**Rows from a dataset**

• • •

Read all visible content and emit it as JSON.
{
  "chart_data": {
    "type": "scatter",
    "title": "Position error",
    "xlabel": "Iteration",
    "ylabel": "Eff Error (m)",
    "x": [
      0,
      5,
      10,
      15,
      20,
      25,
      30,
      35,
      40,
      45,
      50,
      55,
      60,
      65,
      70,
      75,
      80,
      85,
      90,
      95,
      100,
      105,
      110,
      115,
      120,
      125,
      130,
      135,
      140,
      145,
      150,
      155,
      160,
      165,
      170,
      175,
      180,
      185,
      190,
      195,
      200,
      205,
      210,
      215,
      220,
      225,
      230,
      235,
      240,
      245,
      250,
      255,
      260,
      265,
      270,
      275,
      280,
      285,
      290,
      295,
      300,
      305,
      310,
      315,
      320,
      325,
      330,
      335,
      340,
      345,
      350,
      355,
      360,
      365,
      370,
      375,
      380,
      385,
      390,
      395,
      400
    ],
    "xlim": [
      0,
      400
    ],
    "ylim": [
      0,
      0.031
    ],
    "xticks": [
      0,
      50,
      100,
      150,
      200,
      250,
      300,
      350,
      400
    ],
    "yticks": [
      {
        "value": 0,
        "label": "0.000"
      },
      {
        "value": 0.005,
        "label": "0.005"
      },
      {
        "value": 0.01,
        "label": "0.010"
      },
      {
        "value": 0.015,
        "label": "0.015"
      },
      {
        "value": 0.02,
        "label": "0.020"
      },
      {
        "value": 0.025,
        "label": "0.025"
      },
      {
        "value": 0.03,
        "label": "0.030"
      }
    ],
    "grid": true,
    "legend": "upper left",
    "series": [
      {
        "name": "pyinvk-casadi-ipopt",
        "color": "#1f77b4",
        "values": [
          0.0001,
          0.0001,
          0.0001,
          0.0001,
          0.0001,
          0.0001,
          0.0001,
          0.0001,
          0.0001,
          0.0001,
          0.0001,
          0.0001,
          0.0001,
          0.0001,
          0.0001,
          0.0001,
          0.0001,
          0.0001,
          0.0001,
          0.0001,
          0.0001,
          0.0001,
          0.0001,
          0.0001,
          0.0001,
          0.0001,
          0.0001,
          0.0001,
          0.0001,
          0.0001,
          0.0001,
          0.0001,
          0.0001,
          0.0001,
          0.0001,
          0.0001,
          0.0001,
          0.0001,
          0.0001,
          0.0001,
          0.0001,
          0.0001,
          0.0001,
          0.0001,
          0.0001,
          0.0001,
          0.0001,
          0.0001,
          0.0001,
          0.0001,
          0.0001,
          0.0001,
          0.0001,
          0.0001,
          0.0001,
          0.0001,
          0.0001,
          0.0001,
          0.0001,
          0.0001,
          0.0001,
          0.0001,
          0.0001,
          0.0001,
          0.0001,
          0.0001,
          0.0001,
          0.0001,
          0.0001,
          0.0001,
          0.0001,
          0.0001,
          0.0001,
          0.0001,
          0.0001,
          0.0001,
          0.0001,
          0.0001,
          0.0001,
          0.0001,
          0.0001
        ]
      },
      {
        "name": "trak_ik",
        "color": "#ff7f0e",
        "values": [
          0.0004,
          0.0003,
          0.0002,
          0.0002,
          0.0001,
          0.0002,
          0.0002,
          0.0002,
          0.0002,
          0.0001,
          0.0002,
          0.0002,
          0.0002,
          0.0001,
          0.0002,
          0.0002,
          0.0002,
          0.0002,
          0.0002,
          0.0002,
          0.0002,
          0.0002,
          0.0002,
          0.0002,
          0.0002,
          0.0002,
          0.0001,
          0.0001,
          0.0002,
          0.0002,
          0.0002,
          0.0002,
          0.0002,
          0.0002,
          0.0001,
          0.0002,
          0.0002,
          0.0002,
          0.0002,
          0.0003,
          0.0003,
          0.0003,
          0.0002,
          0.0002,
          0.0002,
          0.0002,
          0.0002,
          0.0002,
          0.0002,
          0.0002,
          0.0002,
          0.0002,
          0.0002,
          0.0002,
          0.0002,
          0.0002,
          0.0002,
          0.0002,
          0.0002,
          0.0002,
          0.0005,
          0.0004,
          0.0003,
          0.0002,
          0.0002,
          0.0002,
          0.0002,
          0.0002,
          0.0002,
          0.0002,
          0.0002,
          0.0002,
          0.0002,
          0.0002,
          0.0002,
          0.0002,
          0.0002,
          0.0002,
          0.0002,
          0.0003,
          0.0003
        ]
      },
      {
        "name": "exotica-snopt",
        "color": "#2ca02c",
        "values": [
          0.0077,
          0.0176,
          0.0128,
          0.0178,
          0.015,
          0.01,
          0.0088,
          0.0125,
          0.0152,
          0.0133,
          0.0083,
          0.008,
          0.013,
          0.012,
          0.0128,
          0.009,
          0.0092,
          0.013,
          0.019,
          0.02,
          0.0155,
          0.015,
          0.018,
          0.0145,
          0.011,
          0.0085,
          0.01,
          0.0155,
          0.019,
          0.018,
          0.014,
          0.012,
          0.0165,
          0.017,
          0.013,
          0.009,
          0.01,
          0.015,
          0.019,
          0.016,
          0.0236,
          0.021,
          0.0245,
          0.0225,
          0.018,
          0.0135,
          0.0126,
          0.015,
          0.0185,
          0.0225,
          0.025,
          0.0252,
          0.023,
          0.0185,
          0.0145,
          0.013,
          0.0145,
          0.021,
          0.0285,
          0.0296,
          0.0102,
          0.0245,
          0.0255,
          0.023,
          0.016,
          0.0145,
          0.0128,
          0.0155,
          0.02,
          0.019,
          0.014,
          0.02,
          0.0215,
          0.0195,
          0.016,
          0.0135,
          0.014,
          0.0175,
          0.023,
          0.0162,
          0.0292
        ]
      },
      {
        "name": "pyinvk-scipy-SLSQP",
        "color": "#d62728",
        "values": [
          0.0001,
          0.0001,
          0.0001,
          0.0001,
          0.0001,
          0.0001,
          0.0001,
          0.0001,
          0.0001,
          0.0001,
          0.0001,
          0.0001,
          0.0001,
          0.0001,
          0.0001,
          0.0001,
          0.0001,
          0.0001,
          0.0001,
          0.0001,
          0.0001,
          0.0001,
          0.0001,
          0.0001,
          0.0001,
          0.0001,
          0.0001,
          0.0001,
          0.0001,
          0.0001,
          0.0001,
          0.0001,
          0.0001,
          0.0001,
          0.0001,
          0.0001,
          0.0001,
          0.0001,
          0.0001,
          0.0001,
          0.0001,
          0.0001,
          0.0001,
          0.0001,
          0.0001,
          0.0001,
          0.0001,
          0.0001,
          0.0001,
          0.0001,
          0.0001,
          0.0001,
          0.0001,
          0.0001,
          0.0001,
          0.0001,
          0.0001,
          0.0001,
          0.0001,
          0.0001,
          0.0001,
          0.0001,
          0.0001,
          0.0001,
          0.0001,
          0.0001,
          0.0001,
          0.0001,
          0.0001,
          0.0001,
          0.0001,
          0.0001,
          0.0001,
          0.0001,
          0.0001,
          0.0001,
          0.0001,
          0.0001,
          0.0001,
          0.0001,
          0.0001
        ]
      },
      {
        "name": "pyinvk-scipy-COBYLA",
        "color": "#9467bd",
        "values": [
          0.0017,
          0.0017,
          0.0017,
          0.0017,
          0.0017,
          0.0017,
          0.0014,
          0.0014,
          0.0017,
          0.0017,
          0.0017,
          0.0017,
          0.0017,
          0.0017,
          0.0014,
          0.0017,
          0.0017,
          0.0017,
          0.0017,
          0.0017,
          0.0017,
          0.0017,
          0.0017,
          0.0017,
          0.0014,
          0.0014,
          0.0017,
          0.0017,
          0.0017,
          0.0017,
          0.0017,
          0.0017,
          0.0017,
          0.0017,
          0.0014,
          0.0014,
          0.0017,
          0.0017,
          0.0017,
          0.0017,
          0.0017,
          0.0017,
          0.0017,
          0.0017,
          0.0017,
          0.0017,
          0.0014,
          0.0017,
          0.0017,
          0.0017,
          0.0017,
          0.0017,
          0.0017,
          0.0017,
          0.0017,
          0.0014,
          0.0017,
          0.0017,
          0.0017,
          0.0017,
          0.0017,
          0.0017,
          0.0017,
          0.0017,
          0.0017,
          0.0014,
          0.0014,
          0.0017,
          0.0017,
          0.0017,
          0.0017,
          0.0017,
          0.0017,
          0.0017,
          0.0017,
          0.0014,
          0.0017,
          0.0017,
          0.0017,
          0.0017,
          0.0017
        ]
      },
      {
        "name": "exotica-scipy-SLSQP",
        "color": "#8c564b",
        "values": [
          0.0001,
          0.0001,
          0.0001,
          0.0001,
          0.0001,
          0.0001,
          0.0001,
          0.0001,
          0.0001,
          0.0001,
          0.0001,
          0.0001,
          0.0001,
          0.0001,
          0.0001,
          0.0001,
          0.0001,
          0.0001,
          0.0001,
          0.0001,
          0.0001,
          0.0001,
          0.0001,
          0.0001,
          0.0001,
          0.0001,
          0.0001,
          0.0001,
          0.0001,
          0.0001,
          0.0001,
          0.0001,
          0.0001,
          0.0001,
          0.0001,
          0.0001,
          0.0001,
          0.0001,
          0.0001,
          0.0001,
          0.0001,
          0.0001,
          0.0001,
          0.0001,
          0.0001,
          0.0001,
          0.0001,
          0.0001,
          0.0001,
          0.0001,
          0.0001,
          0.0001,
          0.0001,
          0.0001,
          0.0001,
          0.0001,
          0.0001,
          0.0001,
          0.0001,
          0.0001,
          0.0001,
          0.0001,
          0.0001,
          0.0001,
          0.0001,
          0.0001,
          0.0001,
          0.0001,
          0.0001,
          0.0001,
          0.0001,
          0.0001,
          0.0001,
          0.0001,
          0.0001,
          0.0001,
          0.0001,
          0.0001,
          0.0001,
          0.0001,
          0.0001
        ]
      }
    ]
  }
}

• • •

Return every line holding the word "scipy" from the records.

        "name": "pyinvk-scipy-SLSQP",
        "name": "pyinvk-scipy-COBYLA",
        "name": "exotica-scipy-SLSQP",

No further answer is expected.